» EXERCISE DETAILS
Transcribe each line of the records below exactly, excluding any embedded images.

» SUPPLIED INFORMATION
---
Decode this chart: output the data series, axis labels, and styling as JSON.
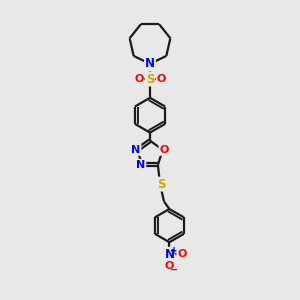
{
  "bg_color": "#e8e8e8",
  "bond_color": "#1a1a1a",
  "N_color": "#0000ff",
  "O_color": "#ff0000",
  "S_color": "#ccaa00",
  "line_width": 1.6,
  "fig_size": [
    3.0,
    3.0
  ],
  "dpi": 100,
  "xlim": [
    -1.5,
    1.5
  ],
  "ylim": [
    -5.5,
    5.5
  ]
}
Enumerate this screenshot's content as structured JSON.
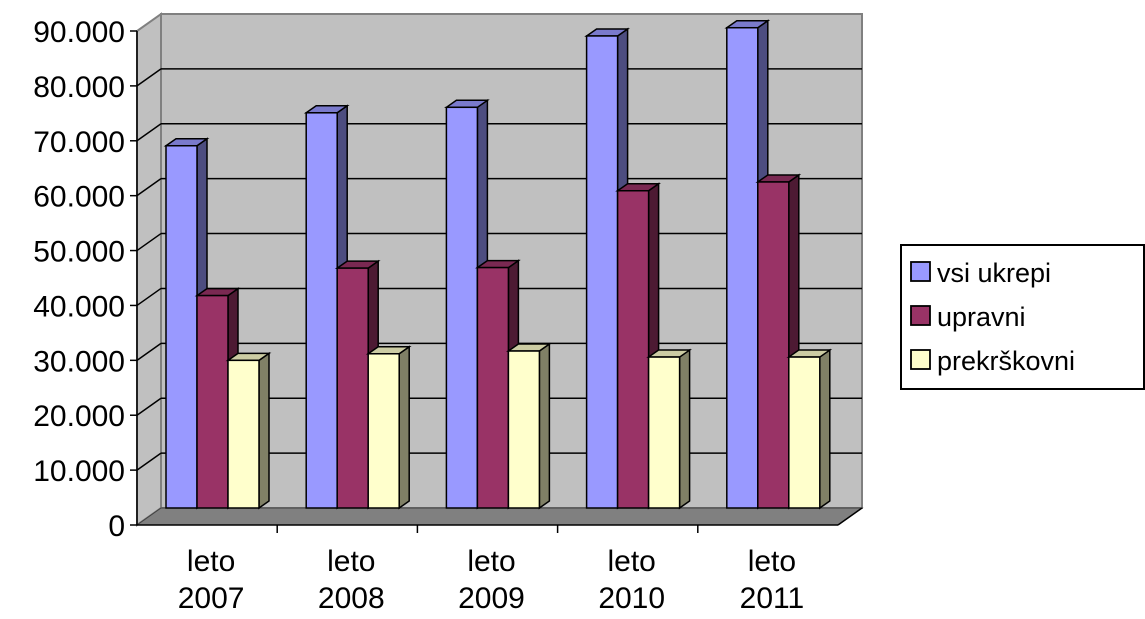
{
  "chart_data": {
    "type": "bar",
    "categories": [
      [
        "leto",
        "2007"
      ],
      [
        "leto",
        "2008"
      ],
      [
        "leto",
        "2009"
      ],
      [
        "leto",
        "2010"
      ],
      [
        "leto",
        "2011"
      ]
    ],
    "series": [
      {
        "name": "vsi ukrepi",
        "values": [
          66000,
          72000,
          73000,
          86000,
          87500
        ],
        "color": "#9999ff"
      },
      {
        "name": "upravni",
        "values": [
          38700,
          43700,
          43800,
          57800,
          59400
        ],
        "color": "#993366"
      },
      {
        "name": "prekrškovni",
        "values": [
          26900,
          28100,
          28600,
          27500,
          27500
        ],
        "color": "#ffffcc"
      }
    ],
    "ylim": [
      0,
      90000
    ],
    "yticks": [
      "0",
      "10.000",
      "20.000",
      "30.000",
      "40.000",
      "50.000",
      "60.000",
      "70.000",
      "80.000",
      "90.000"
    ],
    "grid": true,
    "legend": "right",
    "wall_color": "#c0c0c0",
    "floor_color": "#808080"
  }
}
---
» ANSWER TO THE EXERCISE
Decode this chart: output the data series, axis labels, and styling as JSON.
{
  "bg_color": "#e8e8e8",
  "bond_color": "#1a1a1a",
  "N_color": "#0000ff",
  "O_color": "#ff0000",
  "S_color": "#ccaa00",
  "line_width": 1.6,
  "fig_size": [
    3.0,
    3.0
  ],
  "dpi": 100,
  "xlim": [
    -1.5,
    1.5
  ],
  "ylim": [
    -5.5,
    5.5
  ]
}
Enumerate this screenshot's content as structured JSON.
{
  "chart_data": {
    "type": "bar",
    "categories": [
      [
        "leto",
        "2007"
      ],
      [
        "leto",
        "2008"
      ],
      [
        "leto",
        "2009"
      ],
      [
        "leto",
        "2010"
      ],
      [
        "leto",
        "2011"
      ]
    ],
    "series": [
      {
        "name": "vsi ukrepi",
        "values": [
          66000,
          72000,
          73000,
          86000,
          87500
        ],
        "color": "#9999ff"
      },
      {
        "name": "upravni",
        "values": [
          38700,
          43700,
          43800,
          57800,
          59400
        ],
        "color": "#993366"
      },
      {
        "name": "prekrškovni",
        "values": [
          26900,
          28100,
          28600,
          27500,
          27500
        ],
        "color": "#ffffcc"
      }
    ],
    "ylim": [
      0,
      90000
    ],
    "yticks": [
      "0",
      "10.000",
      "20.000",
      "30.000",
      "40.000",
      "50.000",
      "60.000",
      "70.000",
      "80.000",
      "90.000"
    ],
    "grid": true,
    "legend": "right",
    "wall_color": "#c0c0c0",
    "floor_color": "#808080"
  }
}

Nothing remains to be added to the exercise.